READING PASSAGE:
↓
SECURITIES AND EXCHANGE COMMISSION

Washington, D.C. 20549

 

 

FORM 8-K

 

 

CURRENT REPORT

Pursuant to Section 13 or 15(d) of the

Securities Exchange Act of 1934

Date of Report (Date of earliest event reported): August 1, 2011 (July 29, 2011)

 

 

NTELOS HOLDINGS CORP.

(Exact Name of Registrant as Specified in Charter)

 

 

 

Delaware   000-51798   36-4573125

(State or Other Jurisdiction

of Incorporation)

 

(Commission

File Number)

 

(IRS Employer

Identification No.)

401 Spring Lane, Suite 300, PO Box 1990, Waynesboro, Virginia 22980

(Address of Principal Executive Offices) (Zip Code)

(540) 946-3500

(Registrant’s telephone number, including area code)

N/A

(Former name or former address, if changed since last report)

 

 

Check the appropriate box below if the Form 8-K filing is intended to simultaneously satisfy the filing obligation of the registrant under any of the following provisions (see General Instruction A.2. below):

 

¨ Written communications pursuant to Rule 425 under the Securities Act (17 CFR 230.425)
↑
EXTRACTED ENTRIES:
↓
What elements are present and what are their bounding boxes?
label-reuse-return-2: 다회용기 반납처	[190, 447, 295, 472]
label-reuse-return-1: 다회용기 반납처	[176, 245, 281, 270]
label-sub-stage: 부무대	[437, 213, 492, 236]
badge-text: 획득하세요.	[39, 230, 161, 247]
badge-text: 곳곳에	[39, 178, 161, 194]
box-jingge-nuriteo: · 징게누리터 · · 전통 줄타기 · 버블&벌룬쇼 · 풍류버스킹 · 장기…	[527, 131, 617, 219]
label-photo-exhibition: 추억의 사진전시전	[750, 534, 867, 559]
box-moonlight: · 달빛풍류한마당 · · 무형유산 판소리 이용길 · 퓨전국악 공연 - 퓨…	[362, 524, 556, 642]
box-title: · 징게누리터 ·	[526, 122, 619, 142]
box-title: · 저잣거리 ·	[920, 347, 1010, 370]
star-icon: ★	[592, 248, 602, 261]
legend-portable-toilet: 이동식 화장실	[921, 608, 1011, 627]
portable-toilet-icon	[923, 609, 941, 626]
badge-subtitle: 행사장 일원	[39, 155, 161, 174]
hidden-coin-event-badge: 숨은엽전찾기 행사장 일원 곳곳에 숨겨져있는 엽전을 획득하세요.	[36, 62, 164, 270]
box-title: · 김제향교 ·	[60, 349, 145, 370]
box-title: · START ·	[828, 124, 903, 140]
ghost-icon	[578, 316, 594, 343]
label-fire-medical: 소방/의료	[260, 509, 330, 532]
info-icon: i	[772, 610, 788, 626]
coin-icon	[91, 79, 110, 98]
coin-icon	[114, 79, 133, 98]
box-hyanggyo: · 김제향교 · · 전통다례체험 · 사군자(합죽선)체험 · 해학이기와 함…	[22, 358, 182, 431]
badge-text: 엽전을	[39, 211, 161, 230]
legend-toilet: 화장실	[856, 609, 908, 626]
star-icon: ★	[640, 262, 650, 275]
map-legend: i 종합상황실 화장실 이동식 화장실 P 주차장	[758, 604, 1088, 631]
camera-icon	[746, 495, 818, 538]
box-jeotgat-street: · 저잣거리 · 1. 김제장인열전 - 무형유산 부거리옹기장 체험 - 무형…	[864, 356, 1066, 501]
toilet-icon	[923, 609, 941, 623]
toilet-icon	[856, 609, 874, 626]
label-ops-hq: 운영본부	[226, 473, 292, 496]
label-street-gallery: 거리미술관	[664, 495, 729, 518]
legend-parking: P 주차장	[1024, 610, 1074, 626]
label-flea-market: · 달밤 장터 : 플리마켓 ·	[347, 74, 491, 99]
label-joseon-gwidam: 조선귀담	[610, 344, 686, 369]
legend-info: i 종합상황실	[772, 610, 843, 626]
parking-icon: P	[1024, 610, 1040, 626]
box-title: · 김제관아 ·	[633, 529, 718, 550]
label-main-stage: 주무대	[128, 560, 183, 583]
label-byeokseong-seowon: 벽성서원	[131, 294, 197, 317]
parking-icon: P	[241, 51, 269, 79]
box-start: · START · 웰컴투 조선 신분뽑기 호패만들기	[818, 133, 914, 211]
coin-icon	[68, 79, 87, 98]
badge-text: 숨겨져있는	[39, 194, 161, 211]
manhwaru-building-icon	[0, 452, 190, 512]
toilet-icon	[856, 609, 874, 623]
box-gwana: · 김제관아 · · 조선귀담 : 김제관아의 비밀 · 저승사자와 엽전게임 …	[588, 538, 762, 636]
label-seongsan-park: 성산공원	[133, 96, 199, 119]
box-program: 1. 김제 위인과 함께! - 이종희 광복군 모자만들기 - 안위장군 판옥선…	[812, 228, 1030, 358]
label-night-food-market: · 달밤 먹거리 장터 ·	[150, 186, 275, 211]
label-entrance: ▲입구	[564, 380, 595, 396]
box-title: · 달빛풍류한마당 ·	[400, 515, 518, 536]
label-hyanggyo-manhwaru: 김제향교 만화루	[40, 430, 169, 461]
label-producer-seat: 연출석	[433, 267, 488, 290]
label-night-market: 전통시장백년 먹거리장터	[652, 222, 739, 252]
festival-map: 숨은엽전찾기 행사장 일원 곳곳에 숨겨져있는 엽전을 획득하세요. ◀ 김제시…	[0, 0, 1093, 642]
↑
GOAL 1: Can you sum up the NTELOS Form 8-K excerpt in two sentences?
GOAL 2: Could you repeat the NTELOS Form 8-K excerpt word for word, from "CURRENT REPORT" up to and including "(July 29, 2011)"?

TASK OUTPUT 1: This is a Form 8-K current report to the Securities and Exchange Commission from NTELOS Holdings Corp., filed under Section 13 or 15(d) of the Securities Exchange Act of 1934, with a report date of August 1, 2011 and an earliest reported event on July 29, 2011. The registrant is incorporated in Delaware, has its principal executive offices at 401 Spring Lane, Suite 300, in Waynesboro, Virginia, and can be reached at (540) 946-3500.

TASK OUTPUT 2:
CURRENT REPORT

Pursuant to Section 13 or 15(d) of the

Securities Exchange Act of 1934

Date of Report (Date of earliest event reported): August 1, 2011 (July 29, 2011)